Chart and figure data
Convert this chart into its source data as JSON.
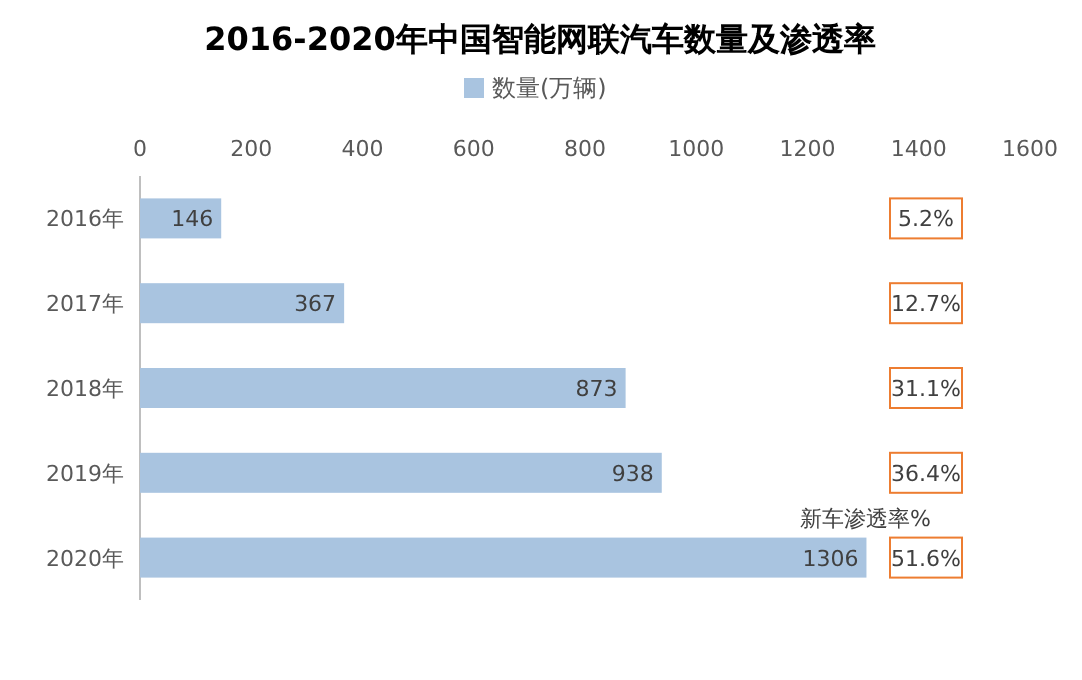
{
  "chart_data": {
    "type": "bar",
    "orientation": "horizontal",
    "title": "2016-2020年中国智能网联汽车数量及渗透率",
    "categories": [
      "2016年",
      "2017年",
      "2018年",
      "2019年",
      "2020年"
    ],
    "series": [
      {
        "name": "数量(万辆)",
        "color": "#a9c4e0",
        "values": [
          146,
          367,
          873,
          938,
          1306
        ]
      }
    ],
    "xlim": [
      0,
      1600
    ],
    "xticks": [
      0,
      200,
      400,
      600,
      800,
      1000,
      1200,
      1400,
      1600
    ],
    "data_labels": true,
    "legend": "top",
    "grid": false,
    "annotations": [
      "新车渗透率%",
      "5.2%",
      "12.7%",
      "31.1%",
      "36.4%",
      "51.6%"
    ]
  }
}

Direction: Leave the images out, please, and restate each line word for word.

Response to this exercise:
Convert this chart into its source data as JSON.
{
  "chart_data": {
    "type": "bar",
    "orientation": "horizontal",
    "title": "2016-2020年中国智能网联汽车数量及渗透率",
    "categories": [
      "2016年",
      "2017年",
      "2018年",
      "2019年",
      "2020年"
    ],
    "series": [
      {
        "name": "数量(万辆)",
        "color": "#a9c4e0",
        "values": [
          146,
          367,
          873,
          938,
          1306
        ]
      }
    ],
    "xlim": [
      0,
      1600
    ],
    "xticks": [
      0,
      200,
      400,
      600,
      800,
      1000,
      1200,
      1400,
      1600
    ],
    "data_labels": true,
    "legend": "top",
    "grid": false,
    "annotations": [
      "新车渗透率%",
      "5.2%",
      "12.7%",
      "31.1%",
      "36.4%",
      "51.6%"
    ]
  }
}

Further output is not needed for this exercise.